= Exercise directions =
Copy each line containing the word "dựng" from the records that follow, please.

________

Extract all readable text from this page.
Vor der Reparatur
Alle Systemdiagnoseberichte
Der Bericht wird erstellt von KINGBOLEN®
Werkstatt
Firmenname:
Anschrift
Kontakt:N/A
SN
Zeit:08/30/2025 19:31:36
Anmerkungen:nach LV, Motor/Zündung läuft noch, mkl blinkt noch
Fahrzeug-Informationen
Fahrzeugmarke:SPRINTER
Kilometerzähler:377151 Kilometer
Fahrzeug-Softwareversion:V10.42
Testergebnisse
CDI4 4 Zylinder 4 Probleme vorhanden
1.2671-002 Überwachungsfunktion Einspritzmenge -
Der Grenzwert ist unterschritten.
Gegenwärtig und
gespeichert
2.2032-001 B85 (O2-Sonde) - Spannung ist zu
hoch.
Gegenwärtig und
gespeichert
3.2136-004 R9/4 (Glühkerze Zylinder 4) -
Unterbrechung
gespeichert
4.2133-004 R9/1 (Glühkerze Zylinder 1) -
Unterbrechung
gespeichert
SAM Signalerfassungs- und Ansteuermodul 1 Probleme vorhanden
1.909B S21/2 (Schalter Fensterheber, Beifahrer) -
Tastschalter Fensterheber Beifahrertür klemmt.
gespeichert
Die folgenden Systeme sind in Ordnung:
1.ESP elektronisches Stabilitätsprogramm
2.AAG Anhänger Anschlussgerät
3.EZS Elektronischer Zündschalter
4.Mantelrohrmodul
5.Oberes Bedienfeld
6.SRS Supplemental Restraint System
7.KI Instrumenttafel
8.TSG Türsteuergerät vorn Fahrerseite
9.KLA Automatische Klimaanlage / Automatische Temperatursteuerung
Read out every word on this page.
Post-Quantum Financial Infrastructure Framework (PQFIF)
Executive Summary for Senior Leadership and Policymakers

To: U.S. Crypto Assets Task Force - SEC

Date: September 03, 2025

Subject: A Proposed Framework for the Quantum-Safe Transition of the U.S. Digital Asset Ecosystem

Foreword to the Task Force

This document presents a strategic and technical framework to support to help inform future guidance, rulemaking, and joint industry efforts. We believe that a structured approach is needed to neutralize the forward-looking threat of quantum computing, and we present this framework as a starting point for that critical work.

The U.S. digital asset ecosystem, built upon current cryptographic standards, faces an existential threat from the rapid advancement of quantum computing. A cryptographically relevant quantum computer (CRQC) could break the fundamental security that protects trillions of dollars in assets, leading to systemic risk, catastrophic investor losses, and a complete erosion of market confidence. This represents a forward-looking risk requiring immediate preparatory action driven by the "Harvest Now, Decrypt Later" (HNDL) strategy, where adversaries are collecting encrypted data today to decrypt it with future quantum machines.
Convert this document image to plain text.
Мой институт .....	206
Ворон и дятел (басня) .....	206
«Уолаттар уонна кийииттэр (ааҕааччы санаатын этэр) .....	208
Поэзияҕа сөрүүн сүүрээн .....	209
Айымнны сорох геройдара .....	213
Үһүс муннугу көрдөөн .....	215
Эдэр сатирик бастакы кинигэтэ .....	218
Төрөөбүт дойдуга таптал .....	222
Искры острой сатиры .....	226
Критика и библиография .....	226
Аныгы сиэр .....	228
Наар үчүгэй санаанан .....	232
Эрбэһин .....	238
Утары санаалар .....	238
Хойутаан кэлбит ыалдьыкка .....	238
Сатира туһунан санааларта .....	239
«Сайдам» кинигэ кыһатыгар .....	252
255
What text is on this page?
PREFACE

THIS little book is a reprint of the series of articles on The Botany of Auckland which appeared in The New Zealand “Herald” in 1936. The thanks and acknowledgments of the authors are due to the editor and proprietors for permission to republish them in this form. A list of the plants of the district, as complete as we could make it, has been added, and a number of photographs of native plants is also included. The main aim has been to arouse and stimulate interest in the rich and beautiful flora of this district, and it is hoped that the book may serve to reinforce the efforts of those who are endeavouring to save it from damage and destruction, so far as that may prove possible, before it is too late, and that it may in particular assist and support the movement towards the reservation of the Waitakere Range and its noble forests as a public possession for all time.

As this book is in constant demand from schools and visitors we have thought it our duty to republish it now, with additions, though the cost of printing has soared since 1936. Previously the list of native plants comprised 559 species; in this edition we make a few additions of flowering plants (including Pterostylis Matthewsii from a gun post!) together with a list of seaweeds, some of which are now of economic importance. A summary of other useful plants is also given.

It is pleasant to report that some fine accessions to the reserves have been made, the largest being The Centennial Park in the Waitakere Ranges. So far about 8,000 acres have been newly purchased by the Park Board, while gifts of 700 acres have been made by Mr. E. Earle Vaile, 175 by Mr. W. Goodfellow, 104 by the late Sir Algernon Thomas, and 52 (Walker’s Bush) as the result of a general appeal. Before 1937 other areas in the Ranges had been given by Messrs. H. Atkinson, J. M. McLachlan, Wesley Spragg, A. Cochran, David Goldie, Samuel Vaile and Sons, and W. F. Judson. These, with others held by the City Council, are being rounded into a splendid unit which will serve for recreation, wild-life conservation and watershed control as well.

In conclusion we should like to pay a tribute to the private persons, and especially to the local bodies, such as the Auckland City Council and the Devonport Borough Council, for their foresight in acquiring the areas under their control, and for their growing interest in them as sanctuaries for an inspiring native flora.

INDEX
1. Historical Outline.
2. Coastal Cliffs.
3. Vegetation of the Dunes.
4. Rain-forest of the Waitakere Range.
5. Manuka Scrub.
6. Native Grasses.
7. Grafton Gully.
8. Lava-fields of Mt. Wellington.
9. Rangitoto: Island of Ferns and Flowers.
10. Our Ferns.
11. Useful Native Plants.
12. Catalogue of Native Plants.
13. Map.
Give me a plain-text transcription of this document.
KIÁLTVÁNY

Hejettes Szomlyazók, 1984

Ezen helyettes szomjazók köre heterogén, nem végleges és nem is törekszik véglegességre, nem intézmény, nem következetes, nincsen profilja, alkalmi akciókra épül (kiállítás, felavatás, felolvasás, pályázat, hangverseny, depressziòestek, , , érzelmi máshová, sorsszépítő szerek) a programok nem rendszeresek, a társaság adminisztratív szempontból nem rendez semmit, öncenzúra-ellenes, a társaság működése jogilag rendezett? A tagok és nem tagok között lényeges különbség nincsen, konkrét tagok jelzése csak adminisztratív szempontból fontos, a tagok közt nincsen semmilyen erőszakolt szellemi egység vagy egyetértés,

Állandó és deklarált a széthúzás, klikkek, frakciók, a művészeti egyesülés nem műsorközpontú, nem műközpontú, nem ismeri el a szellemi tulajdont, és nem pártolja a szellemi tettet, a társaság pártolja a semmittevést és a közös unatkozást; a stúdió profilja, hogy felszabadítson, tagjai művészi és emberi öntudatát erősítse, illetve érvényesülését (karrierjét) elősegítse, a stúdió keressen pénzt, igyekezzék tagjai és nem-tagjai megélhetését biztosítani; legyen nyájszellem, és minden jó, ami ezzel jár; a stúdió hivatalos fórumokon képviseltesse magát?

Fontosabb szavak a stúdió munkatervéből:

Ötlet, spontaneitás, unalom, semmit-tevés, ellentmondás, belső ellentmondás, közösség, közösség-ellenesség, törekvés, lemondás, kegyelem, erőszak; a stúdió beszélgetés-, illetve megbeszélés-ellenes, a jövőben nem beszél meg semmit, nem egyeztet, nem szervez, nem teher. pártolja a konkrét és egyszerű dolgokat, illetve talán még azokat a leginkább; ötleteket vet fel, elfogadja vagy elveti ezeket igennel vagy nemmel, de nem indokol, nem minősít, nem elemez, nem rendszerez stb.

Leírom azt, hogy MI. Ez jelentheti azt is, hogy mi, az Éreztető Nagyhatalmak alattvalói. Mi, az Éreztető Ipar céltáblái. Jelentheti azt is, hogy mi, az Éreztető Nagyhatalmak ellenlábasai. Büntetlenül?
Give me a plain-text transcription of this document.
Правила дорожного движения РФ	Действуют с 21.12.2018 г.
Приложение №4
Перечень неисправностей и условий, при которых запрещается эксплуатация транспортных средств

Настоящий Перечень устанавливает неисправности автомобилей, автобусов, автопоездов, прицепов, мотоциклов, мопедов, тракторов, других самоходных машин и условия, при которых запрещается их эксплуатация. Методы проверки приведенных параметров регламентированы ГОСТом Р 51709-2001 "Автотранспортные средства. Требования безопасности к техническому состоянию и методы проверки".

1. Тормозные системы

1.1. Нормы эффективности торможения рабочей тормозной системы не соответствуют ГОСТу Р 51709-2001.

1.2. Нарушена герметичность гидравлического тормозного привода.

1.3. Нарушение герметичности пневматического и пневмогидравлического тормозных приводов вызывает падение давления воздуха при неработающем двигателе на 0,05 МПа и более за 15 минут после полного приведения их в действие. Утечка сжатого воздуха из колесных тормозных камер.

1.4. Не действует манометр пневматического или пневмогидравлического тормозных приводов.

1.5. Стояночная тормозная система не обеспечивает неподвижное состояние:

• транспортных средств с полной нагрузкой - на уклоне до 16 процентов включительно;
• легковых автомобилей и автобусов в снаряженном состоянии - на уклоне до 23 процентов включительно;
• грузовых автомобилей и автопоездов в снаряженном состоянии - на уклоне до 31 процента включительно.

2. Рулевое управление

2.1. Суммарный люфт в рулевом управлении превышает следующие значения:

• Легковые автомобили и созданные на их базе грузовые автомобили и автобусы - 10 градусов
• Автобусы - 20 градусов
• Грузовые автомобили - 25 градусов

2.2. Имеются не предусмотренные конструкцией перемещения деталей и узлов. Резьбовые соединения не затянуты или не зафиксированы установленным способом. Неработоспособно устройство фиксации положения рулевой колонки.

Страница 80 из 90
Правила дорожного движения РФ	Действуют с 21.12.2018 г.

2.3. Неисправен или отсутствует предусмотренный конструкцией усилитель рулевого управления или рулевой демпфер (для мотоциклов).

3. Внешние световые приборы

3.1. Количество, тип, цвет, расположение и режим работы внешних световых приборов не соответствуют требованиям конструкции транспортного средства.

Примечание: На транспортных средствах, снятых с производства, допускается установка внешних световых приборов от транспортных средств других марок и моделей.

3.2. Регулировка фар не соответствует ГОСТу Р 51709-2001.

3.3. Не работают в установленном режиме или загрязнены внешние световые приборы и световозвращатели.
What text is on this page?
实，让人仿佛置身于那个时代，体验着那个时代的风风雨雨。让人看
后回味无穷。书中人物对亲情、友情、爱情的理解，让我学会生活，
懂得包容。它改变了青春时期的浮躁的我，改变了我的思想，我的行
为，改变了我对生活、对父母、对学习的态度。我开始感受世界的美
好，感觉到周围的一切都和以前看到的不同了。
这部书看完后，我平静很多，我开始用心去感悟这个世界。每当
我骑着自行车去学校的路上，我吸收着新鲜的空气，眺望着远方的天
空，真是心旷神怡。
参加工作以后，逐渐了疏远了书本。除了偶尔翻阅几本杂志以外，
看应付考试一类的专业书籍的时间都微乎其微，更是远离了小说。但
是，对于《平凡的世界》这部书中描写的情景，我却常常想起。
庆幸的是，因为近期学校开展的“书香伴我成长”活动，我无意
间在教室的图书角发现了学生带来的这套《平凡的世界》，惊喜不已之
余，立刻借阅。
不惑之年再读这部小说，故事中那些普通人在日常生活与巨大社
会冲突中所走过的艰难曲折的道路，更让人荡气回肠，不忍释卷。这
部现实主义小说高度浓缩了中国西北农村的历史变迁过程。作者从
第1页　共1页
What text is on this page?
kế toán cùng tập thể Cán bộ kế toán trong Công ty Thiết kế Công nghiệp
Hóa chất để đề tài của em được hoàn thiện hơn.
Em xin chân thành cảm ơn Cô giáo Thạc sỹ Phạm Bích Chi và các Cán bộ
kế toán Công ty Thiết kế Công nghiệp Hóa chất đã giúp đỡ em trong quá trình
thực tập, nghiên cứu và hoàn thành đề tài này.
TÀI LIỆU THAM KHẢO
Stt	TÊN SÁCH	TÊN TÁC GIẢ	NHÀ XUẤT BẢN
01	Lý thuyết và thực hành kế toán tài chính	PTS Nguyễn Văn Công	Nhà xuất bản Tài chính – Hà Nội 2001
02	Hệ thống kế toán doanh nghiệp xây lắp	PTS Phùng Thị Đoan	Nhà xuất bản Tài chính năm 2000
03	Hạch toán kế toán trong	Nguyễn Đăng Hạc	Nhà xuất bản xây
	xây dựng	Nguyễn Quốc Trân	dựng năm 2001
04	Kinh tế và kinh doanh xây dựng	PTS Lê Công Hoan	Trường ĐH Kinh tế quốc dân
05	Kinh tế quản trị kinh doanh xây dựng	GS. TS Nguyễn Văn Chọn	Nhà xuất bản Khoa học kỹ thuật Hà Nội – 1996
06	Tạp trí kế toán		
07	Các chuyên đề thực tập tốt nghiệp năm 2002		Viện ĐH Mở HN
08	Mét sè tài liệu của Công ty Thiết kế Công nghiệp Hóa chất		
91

________

= Response to the task =
	xây dựng	Nguyễn Quốc Trân	dựng năm 2001
04	Kinh tế và kinh doanh xây dựng	PTS Lê Công Hoan	Trường ĐH Kinh tế quốc dân
05	Kinh tế quản trị kinh doanh xây dựng	GS. TS Nguyễn Văn Chọn	Nhà xuất bản Khoa học kỹ thuật Hà Nội – 1996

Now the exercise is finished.